Task details:
Exactly as written, please set down all of the entries again, with no pictures.

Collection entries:
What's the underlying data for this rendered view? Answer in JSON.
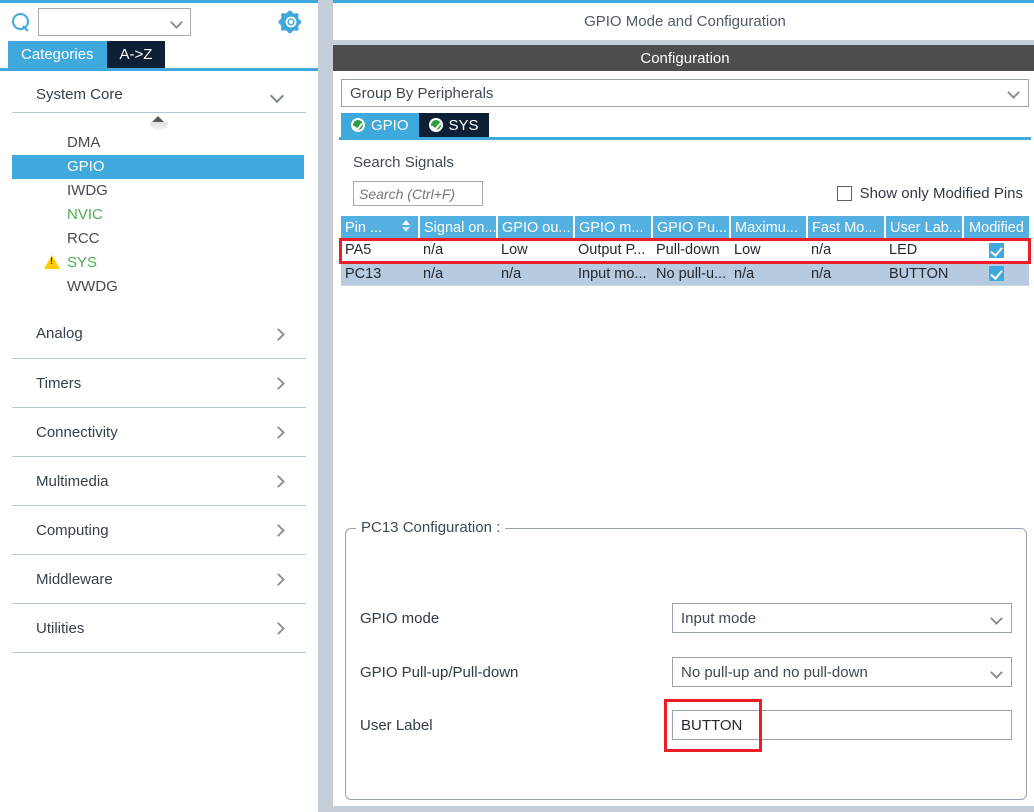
{
  "sidebar": {
    "search": {
      "value": "",
      "placeholder": ""
    },
    "search_icon": "search-icon",
    "gear_icon": "gear-icon",
    "tabs": [
      {
        "label": "Categories",
        "active": true
      },
      {
        "label": "A->Z",
        "active": false
      }
    ],
    "groups": [
      {
        "label": "System Core",
        "expanded": true,
        "items": [
          {
            "label": "DMA",
            "state": "normal"
          },
          {
            "label": "GPIO",
            "state": "selected"
          },
          {
            "label": "IWDG",
            "state": "normal"
          },
          {
            "label": "NVIC",
            "state": "configured"
          },
          {
            "label": "RCC",
            "state": "normal"
          },
          {
            "label": "SYS",
            "state": "configured",
            "warning": true
          },
          {
            "label": "WWDG",
            "state": "normal"
          }
        ]
      },
      {
        "label": "Analog",
        "expanded": false,
        "items": []
      },
      {
        "label": "Timers",
        "expanded": false,
        "items": []
      },
      {
        "label": "Connectivity",
        "expanded": false,
        "items": []
      },
      {
        "label": "Multimedia",
        "expanded": false,
        "items": []
      },
      {
        "label": "Computing",
        "expanded": false,
        "items": []
      },
      {
        "label": "Middleware",
        "expanded": false,
        "items": []
      },
      {
        "label": "Utilities",
        "expanded": false,
        "items": []
      }
    ]
  },
  "right": {
    "title": "GPIO Mode and Configuration",
    "config_header": "Configuration",
    "group_by": {
      "value": "Group By Peripherals",
      "options": [
        "Group By Peripherals"
      ]
    },
    "peripheral_tabs": [
      {
        "label": "GPIO",
        "active": true,
        "icon": "check-circle-icon"
      },
      {
        "label": "SYS",
        "active": false,
        "icon": "check-circle-icon"
      }
    ],
    "search_signals": {
      "title": "Search Signals",
      "input_value": "",
      "placeholder": "Search (Ctrl+F)"
    },
    "show_only_modified": {
      "label": "Show only Modified Pins",
      "checked": false
    },
    "table": {
      "columns": [
        "Pin ...",
        "Signal on...",
        "GPIO ou...",
        "GPIO m...",
        "GPIO Pu...",
        "Maximu...",
        "Fast Mo...",
        "User Lab...",
        "Modified"
      ],
      "sort_column": "Pin ...",
      "rows": [
        {
          "selected": false,
          "highlighted": false,
          "cells": [
            "PA5",
            "n/a",
            "Low",
            "Output P...",
            "Pull-down",
            "Low",
            "n/a",
            "LED"
          ],
          "modified": true
        },
        {
          "selected": true,
          "highlighted": true,
          "cells": [
            "PC13",
            "n/a",
            "n/a",
            "Input mo...",
            "No pull-u...",
            "n/a",
            "n/a",
            "BUTTON"
          ],
          "modified": true
        }
      ]
    },
    "pin_config": {
      "legend": "PC13 Configuration :",
      "fields": [
        {
          "label": "GPIO mode",
          "type": "select",
          "value": "Input mode",
          "highlighted": false
        },
        {
          "label": "GPIO Pull-up/Pull-down",
          "type": "select",
          "value": "No pull-up and no pull-down",
          "highlighted": false
        },
        {
          "label": "User Label",
          "type": "text",
          "value": "BUTTON",
          "highlighted": true
        }
      ]
    }
  },
  "colors": {
    "accent_blue": "#3fa9dd",
    "table_header_blue": "#54b0e0",
    "dark_tab": "#0d2035",
    "config_bar": "#4d4d4d",
    "highlight_red": "#ee1c25",
    "row_selected": "#b7cbe0",
    "warning_yellow": "#ffcc00",
    "configured_green": "#4caf50",
    "splitter_gray": "#c3ced6"
  }
}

Solution for this task:
What's the underlying data for this rendered view? Answer in JSON.
{
  "sidebar": {
    "search": {
      "value": "",
      "placeholder": ""
    },
    "search_icon": "search-icon",
    "gear_icon": "gear-icon",
    "tabs": [
      {
        "label": "Categories",
        "active": true
      },
      {
        "label": "A->Z",
        "active": false
      }
    ],
    "groups": [
      {
        "label": "System Core",
        "expanded": true,
        "items": [
          {
            "label": "DMA",
            "state": "normal"
          },
          {
            "label": "GPIO",
            "state": "selected"
          },
          {
            "label": "IWDG",
            "state": "normal"
          },
          {
            "label": "NVIC",
            "state": "configured"
          },
          {
            "label": "RCC",
            "state": "normal"
          },
          {
            "label": "SYS",
            "state": "configured",
            "warning": true
          },
          {
            "label": "WWDG",
            "state": "normal"
          }
        ]
      },
      {
        "label": "Analog",
        "expanded": false,
        "items": []
      },
      {
        "label": "Timers",
        "expanded": false,
        "items": []
      },
      {
        "label": "Connectivity",
        "expanded": false,
        "items": []
      },
      {
        "label": "Multimedia",
        "expanded": false,
        "items": []
      },
      {
        "label": "Computing",
        "expanded": false,
        "items": []
      },
      {
        "label": "Middleware",
        "expanded": false,
        "items": []
      },
      {
        "label": "Utilities",
        "expanded": false,
        "items": []
      }
    ]
  },
  "right": {
    "title": "GPIO Mode and Configuration",
    "config_header": "Configuration",
    "group_by": {
      "value": "Group By Peripherals",
      "options": [
        "Group By Peripherals"
      ]
    },
    "peripheral_tabs": [
      {
        "label": "GPIO",
        "active": true,
        "icon": "check-circle-icon"
      },
      {
        "label": "SYS",
        "active": false,
        "icon": "check-circle-icon"
      }
    ],
    "search_signals": {
      "title": "Search Signals",
      "input_value": "",
      "placeholder": "Search (Ctrl+F)"
    },
    "show_only_modified": {
      "label": "Show only Modified Pins",
      "checked": false
    },
    "table": {
      "columns": [
        "Pin ...",
        "Signal on...",
        "GPIO ou...",
        "GPIO m...",
        "GPIO Pu...",
        "Maximu...",
        "Fast Mo...",
        "User Lab...",
        "Modified"
      ],
      "sort_column": "Pin ...",
      "rows": [
        {
          "selected": false,
          "highlighted": false,
          "cells": [
            "PA5",
            "n/a",
            "Low",
            "Output P...",
            "Pull-down",
            "Low",
            "n/a",
            "LED"
          ],
          "modified": true
        },
        {
          "selected": true,
          "highlighted": true,
          "cells": [
            "PC13",
            "n/a",
            "n/a",
            "Input mo...",
            "No pull-u...",
            "n/a",
            "n/a",
            "BUTTON"
          ],
          "modified": true
        }
      ]
    },
    "pin_config": {
      "legend": "PC13 Configuration :",
      "fields": [
        {
          "label": "GPIO mode",
          "type": "select",
          "value": "Input mode",
          "highlighted": false
        },
        {
          "label": "GPIO Pull-up/Pull-down",
          "type": "select",
          "value": "No pull-up and no pull-down",
          "highlighted": false
        },
        {
          "label": "User Label",
          "type": "text",
          "value": "BUTTON",
          "highlighted": true
        }
      ]
    }
  },
  "colors": {
    "accent_blue": "#3fa9dd",
    "table_header_blue": "#54b0e0",
    "dark_tab": "#0d2035",
    "config_bar": "#4d4d4d",
    "highlight_red": "#ee1c25",
    "row_selected": "#b7cbe0",
    "warning_yellow": "#ffcc00",
    "configured_green": "#4caf50",
    "splitter_gray": "#c3ced6"
  }
}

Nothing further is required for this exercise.